--- Begin ---
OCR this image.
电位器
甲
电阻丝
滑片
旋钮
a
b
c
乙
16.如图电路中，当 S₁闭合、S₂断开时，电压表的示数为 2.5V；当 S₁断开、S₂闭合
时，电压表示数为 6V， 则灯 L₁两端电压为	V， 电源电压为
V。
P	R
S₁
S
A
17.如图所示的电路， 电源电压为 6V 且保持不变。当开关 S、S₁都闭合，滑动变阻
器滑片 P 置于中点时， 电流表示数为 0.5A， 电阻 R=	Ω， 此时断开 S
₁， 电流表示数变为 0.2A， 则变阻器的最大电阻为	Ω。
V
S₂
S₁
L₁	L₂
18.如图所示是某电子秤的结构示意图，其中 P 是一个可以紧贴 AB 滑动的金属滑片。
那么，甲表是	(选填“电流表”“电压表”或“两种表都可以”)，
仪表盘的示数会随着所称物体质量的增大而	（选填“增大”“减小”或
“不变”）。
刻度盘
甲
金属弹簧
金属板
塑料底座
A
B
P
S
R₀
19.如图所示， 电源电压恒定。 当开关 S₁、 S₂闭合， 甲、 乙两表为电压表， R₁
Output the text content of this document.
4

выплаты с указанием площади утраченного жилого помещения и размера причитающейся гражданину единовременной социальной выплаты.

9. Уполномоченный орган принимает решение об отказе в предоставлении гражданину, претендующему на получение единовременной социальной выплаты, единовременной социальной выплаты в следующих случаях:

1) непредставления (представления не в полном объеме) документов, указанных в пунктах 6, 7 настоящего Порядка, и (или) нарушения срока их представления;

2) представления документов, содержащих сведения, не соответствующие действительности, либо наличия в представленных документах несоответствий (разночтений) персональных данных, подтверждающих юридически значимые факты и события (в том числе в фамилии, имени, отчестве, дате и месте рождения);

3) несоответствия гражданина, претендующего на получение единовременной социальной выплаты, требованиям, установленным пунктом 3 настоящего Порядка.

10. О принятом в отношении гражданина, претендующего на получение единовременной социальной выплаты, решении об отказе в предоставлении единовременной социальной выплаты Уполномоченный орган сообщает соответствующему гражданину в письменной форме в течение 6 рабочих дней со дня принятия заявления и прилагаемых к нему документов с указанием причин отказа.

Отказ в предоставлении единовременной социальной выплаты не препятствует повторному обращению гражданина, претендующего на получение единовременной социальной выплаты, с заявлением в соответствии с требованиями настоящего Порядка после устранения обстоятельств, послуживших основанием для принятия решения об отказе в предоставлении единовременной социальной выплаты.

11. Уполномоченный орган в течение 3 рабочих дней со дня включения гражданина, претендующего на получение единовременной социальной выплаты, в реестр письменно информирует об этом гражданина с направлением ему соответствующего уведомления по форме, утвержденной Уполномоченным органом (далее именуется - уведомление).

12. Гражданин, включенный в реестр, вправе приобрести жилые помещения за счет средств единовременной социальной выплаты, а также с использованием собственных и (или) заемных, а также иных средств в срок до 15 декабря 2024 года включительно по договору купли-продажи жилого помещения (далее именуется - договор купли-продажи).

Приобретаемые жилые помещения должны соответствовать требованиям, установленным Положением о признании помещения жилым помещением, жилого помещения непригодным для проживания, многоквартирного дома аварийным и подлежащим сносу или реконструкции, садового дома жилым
--- End ---
§ YOUR OBJECTIVE:
Copy each line of the data above without altering a single character.

§ TASK OUTPUT:
OCR this image.
电位器
甲
电阻丝
滑片
旋钮
a
b
c
乙
16.如图电路中，当 S₁闭合、S₂断开时，电压表的示数为 2.5V；当 S₁断开、S₂闭合
时，电压表示数为 6V， 则灯 L₁两端电压为	V， 电源电压为
V。
P	R
S₁
S
A
17.如图所示的电路， 电源电压为 6V 且保持不变。当开关 S、S₁都闭合，滑动变阻
器滑片 P 置于中点时， 电流表示数为 0.5A， 电阻 R=	Ω， 此时断开 S
₁， 电流表示数变为 0.2A， 则变阻器的最大电阻为	Ω。
V
S₂
S₁
L₁	L₂
18.如图所示是某电子秤的结构示意图，其中 P 是一个可以紧贴 AB 滑动的金属滑片。
那么，甲表是	(选填“电流表”“电压表”或“两种表都可以”)，
仪表盘的示数会随着所称物体质量的增大而	（选填“增大”“减小”或
“不变”）。
刻度盘
甲
金属弹簧
金属板
塑料底座
A
B
P
S
R₀
19.如图所示， 电源电压恒定。 当开关 S₁、 S₂闭合， 甲、 乙两表为电压表， R₁
Output the text content of this document.
4

выплаты с указанием площади утраченного жилого помещения и размера причитающейся гражданину единовременной социальной выплаты.

9. Уполномоченный орган принимает решение об отказе в предоставлении гражданину, претендующему на получение единовременной социальной выплаты, единовременной социальной выплаты в следующих случаях:

1) непредставления (представления не в полном объеме) документов, указанных в пунктах 6, 7 настоящего Порядка, и (или) нарушения срока их представления;

2) представления документов, содержащих сведения, не соответствующие действительности, либо наличия в представленных документах несоответствий (разночтений) персональных данных, подтверждающих юридически значимые факты и события (в том числе в фамилии, имени, отчестве, дате и месте рождения);

3) несоответствия гражданина, претендующего на получение единовременной социальной выплаты, требованиям, установленным пунктом 3 настоящего Порядка.

10. О принятом в отношении гражданина, претендующего на получение единовременной социальной выплаты, решении об отказе в предоставлении единовременной социальной выплаты Уполномоченный орган сообщает соответствующему гражданину в письменной форме в течение 6 рабочих дней со дня принятия заявления и прилагаемых к нему документов с указанием причин отказа.

Отказ в предоставлении единовременной социальной выплаты не препятствует повторному обращению гражданина, претендующего на получение единовременной социальной выплаты, с заявлением в соответствии с требованиями настоящего Порядка после устранения обстоятельств, послуживших основанием для принятия решения об отказе в предоставлении единовременной социальной выплаты.

11. Уполномоченный орган в течение 3 рабочих дней со дня включения гражданина, претендующего на получение единовременной социальной выплаты, в реестр письменно информирует об этом гражданина с направлением ему соответствующего уведомления по форме, утвержденной Уполномоченным органом (далее именуется - уведомление).

12. Гражданин, включенный в реестр, вправе приобрести жилые помещения за счет средств единовременной социальной выплаты, а также с использованием собственных и (или) заемных, а также иных средств в срок до 15 декабря 2024 года включительно по договору купли-продажи жилого помещения (далее именуется - договор купли-продажи).

Приобретаемые жилые помещения должны соответствовать требованиям, установленным Положением о признании помещения жилым помещением, жилого помещения непригодным для проживания, многоквартирного дома аварийным и подлежащим сносу или реконструкции, садового дома жилым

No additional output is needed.